→ **TASKS AND EXERCISES**:
A. Reproduce the passage on Early's basketball career between "On October 11, 2019, Early" and "Kuwaiti side Kazma.", inclusive.
B. Pick up the account of Early's basketball career from its last sentence and carry it forward.

→ **EXTRACT**:
== Segment start ==
During the 2015–16 season, Early received multiple assignments to Westchester. On December 2, 2015, he became the fifth player ever to appear in both a Development League game and NBA game in the same day. On March 20, 2016, Early made his first appearance for New York since December 29, having been out for nearly three months with a knee injury he suffered after being shot on December 30.

Early re-signed with the New York Knicks on October 18, 2016, but was waived three days later. On October 31, Early was acquired by the Westchester Knicks of the NBA Development League as an affiliate player of the New York Knicks.

===Santa Cruz Warriors (2016–17)===
On December 21, 2016, Early was acquired by the Santa Cruz Warriors in a three-team trade involving Westchester and the Texas Legends. In 16 games for Santa Cruz, he averaged 9.2 points and 3.9 rebounds per game. Early appeared in 19 games for Santa Cruz in the 2017–18 season.

===2017–2020===
On September 2, 2017, Early signed a contract with AEK Athens of the Greek Basket League. However, his contract was terminated a few days later for disciplinary reasons.

On December 21, 2017, Early was traded by the Warriors with the rights to Elgin Cook to the Rio Grande Valley Vipers for Winston Shepard and the rights to Markus Kennedy. In October 2018, he joined Dominican club Parque Hostos and Enriquillo. He later signed for Japanese club Tokyo Hachioji Bee Trains for the 2018–19 season.

On August 23, 2019, he has signed with Atomerőmű SE of the Hungarian Nemzeti Bajnokság I/A.

On October 11, 2019, Early signed with Al Ahli of the Saudi Basketball league.

===2020–2023===
On August 6, 2020, he signed a five-year deal with Antibes Sharks of the LNB Pro B. Early was named LNB Pro B player of the week on October 19, after his 41-point, 8-rebound performance against Rouen Métropole Basket.

In March 2021, he was part of an exchange transfer in Saudi Arabia, where he joined Ohud Medina from Al-Nasr.

On November 9, 2021, he signed with New Taipei CTBC DEA of the T1 League.

On May 4, 2022, Early was announced as a new signing by the Cape Town Tigers of the Basketball Africa League (BAL), joining the team ahead of the 2022 BAL Playoffs. On May 23, Early made his debut and scored 15 points in the quarterfinal against Monastir, in which the Tigers were eliminated. In August 2022, he joined Kuwaiti side Kazma.
== Segment end ==
→ **GIVEN ENTRIES**:
== Segment start ==
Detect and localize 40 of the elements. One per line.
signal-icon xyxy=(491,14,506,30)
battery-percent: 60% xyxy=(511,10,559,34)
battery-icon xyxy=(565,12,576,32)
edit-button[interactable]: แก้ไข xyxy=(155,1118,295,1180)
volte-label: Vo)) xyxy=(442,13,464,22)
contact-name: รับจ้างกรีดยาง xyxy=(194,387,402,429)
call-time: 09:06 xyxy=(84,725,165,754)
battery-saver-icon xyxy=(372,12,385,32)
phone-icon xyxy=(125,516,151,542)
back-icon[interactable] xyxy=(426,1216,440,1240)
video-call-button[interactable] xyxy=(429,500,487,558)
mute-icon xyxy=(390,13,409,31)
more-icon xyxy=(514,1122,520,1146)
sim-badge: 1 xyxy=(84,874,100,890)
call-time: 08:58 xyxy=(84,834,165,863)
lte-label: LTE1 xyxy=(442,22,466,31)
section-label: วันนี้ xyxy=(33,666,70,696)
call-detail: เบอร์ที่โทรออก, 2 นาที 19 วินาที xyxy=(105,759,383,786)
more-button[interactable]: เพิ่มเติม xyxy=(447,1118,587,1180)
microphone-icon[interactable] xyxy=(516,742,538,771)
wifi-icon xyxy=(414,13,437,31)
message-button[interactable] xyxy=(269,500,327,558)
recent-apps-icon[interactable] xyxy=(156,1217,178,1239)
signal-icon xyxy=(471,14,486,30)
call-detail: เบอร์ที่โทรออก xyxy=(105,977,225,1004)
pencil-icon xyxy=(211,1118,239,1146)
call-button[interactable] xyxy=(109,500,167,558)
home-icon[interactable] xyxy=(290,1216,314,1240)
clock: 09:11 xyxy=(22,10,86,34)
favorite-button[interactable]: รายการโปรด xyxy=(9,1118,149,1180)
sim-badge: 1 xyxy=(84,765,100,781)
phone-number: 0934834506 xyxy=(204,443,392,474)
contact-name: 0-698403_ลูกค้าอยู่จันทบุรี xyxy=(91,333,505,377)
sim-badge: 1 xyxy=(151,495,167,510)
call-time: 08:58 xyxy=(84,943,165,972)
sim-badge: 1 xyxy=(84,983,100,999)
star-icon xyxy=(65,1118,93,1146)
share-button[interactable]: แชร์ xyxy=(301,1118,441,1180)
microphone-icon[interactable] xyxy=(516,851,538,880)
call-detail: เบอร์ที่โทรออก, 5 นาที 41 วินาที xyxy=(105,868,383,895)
== Segment end ==
→ **ANSWERS TO THE EXERCISE**:
A.
On October 11, 2019, Early signed with Al Ahli of the Saudi Basketball league.

===2020–2023===
On August 6, 2020, he signed a five-year deal with Antibes Sharks of the LNB Pro B. Early was named LNB Pro B player of the week on October 19, after his 41-point, 8-rebound performance against Rouen Métropole Basket.

In March 2021, he was part of an exchange transfer in Saudi Arabia, where he joined Ohud Medina from Al-Nasr.

On November 9, 2021, he signed with New Taipei CTBC DEA of the T1 League.

On May 4, 2022, Early was announced as a new signing by the Cape Town Tigers of the Basketball Africa League (BAL), joining the team ahead of the 2022 BAL Playoffs. On May 23, Early made his debut and scored 15 points in the quarterfinal against Monastir, in which the Tigers were eliminated. In August 2022, he joined Kuwaiti side Kazma.

B.
On November 25, 2022, Early signed with TaiwanBeer HeroBears of the T1 League. On January 5, 2023, the team terminated the contract relationship with Early.

===2023–present===
On January 21, 2023, Early joined Lebanese side Dynamo Lebanon. In March 2023, he played for Mongolian BCH Garid, and Bahraini Al-Ittihad Manama. In March 2024, he signed for Lebanese club Sagesse.

On January 8, 2025, Early signed with the Central Club of the Lebanese Basketball League. On March 12, he signed with the Zavkhan Brothers of The League. On March 21, he signed with the Al Arabi SC of the Qatari Basketball League.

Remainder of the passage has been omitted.